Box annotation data
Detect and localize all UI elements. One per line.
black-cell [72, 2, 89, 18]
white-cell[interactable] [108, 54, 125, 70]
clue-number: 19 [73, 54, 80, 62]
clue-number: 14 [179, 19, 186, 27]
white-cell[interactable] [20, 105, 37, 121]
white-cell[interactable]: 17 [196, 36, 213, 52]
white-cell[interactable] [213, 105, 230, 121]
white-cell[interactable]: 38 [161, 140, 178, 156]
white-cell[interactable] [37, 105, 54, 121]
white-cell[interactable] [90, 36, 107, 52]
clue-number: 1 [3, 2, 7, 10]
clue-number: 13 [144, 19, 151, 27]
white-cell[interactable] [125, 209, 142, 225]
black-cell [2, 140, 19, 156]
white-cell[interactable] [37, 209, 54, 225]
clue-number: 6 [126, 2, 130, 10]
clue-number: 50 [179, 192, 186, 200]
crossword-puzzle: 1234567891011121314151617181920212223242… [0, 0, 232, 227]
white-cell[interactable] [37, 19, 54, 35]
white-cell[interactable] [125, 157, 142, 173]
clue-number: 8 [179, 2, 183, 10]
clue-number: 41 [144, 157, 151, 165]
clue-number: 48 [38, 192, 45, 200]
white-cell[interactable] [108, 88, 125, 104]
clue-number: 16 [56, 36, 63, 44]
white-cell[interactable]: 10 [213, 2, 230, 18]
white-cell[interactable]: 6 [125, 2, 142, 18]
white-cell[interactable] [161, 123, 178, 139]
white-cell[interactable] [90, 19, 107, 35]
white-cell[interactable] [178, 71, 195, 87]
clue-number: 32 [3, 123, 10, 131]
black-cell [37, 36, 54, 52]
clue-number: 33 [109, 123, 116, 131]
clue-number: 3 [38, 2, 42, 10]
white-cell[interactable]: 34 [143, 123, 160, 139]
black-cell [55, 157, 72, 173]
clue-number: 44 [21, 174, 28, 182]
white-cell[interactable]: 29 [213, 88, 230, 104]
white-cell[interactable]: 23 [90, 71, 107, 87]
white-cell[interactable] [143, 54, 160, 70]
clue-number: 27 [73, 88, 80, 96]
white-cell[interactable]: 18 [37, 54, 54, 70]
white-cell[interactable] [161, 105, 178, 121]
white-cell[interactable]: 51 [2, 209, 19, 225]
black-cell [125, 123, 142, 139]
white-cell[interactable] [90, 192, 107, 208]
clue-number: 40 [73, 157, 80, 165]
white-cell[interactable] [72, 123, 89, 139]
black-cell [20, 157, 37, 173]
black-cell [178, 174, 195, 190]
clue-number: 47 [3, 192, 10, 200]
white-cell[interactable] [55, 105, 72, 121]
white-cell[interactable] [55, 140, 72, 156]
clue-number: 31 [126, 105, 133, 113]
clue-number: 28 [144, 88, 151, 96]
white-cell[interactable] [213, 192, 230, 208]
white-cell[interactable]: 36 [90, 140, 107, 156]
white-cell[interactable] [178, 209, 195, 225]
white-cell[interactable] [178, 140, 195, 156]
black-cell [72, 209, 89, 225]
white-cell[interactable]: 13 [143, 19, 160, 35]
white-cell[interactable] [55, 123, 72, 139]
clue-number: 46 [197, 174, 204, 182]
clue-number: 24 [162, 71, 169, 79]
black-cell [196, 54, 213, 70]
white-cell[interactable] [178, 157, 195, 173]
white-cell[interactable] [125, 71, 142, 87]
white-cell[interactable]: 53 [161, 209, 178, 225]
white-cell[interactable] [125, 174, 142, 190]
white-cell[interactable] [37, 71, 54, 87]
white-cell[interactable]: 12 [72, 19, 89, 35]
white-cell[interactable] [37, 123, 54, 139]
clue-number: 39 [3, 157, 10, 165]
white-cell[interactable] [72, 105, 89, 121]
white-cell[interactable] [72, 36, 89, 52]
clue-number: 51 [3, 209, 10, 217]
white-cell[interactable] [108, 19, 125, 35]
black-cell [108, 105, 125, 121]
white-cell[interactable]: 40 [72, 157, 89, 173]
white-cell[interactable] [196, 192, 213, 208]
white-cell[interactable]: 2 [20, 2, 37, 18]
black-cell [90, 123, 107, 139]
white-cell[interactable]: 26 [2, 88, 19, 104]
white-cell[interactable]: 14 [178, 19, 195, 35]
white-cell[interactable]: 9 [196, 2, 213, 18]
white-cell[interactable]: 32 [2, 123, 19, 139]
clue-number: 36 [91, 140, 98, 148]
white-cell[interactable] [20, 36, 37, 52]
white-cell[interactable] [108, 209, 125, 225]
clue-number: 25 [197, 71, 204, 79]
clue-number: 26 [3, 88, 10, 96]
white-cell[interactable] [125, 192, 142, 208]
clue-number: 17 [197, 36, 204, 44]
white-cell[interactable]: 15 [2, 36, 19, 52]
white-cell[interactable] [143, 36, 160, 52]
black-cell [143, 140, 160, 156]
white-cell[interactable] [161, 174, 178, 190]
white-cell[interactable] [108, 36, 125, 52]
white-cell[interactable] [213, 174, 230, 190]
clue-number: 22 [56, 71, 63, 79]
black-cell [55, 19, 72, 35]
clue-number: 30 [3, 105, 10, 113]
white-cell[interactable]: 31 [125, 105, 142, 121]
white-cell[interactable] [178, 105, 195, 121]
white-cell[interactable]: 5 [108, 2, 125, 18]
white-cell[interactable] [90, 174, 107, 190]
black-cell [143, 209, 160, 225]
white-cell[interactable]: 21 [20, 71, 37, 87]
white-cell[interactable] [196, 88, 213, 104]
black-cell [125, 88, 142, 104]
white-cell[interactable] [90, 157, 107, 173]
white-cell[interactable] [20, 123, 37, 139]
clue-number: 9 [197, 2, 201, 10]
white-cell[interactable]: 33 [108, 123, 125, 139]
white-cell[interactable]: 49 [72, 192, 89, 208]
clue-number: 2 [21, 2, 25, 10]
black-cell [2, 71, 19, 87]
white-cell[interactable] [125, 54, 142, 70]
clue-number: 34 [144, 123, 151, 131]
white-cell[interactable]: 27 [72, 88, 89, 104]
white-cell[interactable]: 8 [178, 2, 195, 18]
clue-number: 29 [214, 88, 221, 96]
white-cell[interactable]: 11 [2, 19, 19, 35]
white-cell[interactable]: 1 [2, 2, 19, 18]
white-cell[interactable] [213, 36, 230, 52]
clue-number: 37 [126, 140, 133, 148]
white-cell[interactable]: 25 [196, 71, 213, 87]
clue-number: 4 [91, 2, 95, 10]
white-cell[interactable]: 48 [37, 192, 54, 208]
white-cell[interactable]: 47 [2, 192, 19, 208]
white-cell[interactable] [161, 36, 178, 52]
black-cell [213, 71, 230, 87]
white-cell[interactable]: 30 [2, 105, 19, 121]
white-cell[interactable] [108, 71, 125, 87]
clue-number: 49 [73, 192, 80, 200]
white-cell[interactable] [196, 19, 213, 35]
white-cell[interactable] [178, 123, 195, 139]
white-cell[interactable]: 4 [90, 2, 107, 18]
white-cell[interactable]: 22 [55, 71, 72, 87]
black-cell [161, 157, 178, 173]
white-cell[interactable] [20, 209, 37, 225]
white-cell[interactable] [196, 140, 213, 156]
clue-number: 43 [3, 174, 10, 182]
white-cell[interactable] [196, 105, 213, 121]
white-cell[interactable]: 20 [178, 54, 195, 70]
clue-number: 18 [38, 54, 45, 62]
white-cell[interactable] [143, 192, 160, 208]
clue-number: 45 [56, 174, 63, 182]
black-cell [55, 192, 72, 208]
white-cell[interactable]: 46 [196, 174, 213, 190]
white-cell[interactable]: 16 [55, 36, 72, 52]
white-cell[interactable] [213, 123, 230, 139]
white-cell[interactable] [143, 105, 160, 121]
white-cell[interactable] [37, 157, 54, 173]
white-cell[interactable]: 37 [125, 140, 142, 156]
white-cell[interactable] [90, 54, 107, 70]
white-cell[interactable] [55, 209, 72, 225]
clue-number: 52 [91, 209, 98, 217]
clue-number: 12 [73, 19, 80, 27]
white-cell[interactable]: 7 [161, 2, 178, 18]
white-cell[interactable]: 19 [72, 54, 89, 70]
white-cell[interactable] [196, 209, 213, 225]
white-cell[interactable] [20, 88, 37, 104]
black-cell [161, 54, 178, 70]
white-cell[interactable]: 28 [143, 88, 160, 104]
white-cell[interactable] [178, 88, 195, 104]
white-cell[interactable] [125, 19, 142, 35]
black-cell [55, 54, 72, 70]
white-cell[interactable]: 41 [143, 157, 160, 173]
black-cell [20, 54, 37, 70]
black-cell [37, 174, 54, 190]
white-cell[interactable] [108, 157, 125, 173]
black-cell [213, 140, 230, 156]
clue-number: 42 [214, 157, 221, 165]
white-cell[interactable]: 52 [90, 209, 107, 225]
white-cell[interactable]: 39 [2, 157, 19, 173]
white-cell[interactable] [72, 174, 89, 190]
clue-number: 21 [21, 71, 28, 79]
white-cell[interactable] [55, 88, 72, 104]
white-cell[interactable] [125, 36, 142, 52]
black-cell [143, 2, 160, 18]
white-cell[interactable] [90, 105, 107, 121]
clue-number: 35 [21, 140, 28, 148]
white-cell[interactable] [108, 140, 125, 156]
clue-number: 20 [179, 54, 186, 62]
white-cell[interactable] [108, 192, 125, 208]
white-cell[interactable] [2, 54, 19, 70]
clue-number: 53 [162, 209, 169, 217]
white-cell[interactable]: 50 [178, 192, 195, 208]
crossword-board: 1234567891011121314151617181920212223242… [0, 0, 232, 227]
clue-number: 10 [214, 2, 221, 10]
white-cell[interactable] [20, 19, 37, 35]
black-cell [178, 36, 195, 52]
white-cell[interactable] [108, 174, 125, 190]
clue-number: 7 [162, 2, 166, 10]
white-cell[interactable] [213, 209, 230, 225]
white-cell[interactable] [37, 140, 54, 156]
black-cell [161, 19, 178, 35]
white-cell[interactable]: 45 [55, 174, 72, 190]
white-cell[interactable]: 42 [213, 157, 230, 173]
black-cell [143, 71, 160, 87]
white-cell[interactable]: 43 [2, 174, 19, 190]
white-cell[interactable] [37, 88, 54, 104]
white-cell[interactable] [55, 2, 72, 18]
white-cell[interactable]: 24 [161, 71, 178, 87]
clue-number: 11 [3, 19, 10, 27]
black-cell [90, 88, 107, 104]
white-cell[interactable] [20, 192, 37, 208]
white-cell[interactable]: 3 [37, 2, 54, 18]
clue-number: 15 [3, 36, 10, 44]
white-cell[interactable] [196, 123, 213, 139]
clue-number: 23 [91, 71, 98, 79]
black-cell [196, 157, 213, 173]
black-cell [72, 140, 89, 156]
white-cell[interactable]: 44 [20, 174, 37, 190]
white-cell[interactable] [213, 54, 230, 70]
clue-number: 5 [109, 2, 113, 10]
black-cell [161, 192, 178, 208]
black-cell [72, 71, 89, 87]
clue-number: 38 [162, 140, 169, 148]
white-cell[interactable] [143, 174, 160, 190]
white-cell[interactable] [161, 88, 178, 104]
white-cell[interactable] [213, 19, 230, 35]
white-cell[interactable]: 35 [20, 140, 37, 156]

- [TASK PROMPT] Output everything from the start of the records down to and including the line that contains "white-cell[interactable]: 29 [213, 88, 230, 104]" as a Markdown table with columns Row and Record line. Leave out blank lines and number each row.

- [IN RESPONSE]
| Row | Record line |
|---|---|
| 1 | Detect and localize all UI elements. One per line. |
| 2 | black-cell [72, 2, 89, 18] |
| 3 | white-cell[interactable] [108, 54, 125, 70] |
| 4 | clue-number: 19 [73, 54, 80, 62] |
| 5 | clue-number: 14 [179, 19, 186, 27] |
| 6 | white-cell[interactable] [20, 105, 37, 121] |
| 7 | white-cell[interactable]: 17 [196, 36, 213, 52] |
| 8 | white-cell[interactable] [213, 105, 230, 121] |
| 9 | white-cell[interactable]: 38 [161, 140, 178, 156] |
| 10 | white-cell[interactable] [37, 105, 54, 121] |
| 11 | white-cell[interactable] [90, 36, 107, 52] |
| 12 | clue-number: 1 [3, 2, 7, 10] |
| 13 | clue-number: 13 [144, 19, 151, 27] |
| 14 | white-cell[interactable] [125, 209, 142, 225] |
| 15 | black-cell [2, 140, 19, 156] |
| 16 | white-cell[interactable] [37, 209, 54, 225] |
| 17 | clue-number: 6 [126, 2, 130, 10] |
| 18 | clue-number: 50 [179, 192, 186, 200] |
| 19 | crossword-puzzle: 1234567891011121314151617181920212223242… [0, 0, 232, 227] |
| 20 | white-cell[interactable] [37, 19, 54, 35] |
| 21 | white-cell[interactable] [125, 157, 142, 173] |
| 22 | clue-number: 8 [179, 2, 183, 10] |
| 23 | clue-number: 41 [144, 157, 151, 165] |
| 24 | clue-number: 48 [38, 192, 45, 200] |
| 25 | white-cell[interactable] [108, 88, 125, 104] |
| 26 | clue-number: 16 [56, 36, 63, 44] |
| 27 | white-cell[interactable]: 10 [213, 2, 230, 18] |
| 28 | white-cell[interactable]: 6 [125, 2, 142, 18] |
| 29 | white-cell[interactable] [161, 123, 178, 139] |
| 30 | white-cell[interactable] [90, 19, 107, 35] |
| 31 | white-cell[interactable] [178, 71, 195, 87] |
| 32 | clue-number: 32 [3, 123, 10, 131] |
| 33 | black-cell [37, 36, 54, 52] |
| 34 | clue-number: 33 [109, 123, 116, 131] |
| 35 | clue-number: 3 [38, 2, 42, 10] |
| 36 | white-cell[interactable]: 34 [143, 123, 160, 139] |
| 37 | black-cell [55, 157, 72, 173] |
| 38 | clue-number: 44 [21, 174, 28, 182] |
| 39 | white-cell[interactable]: 29 [213, 88, 230, 104] |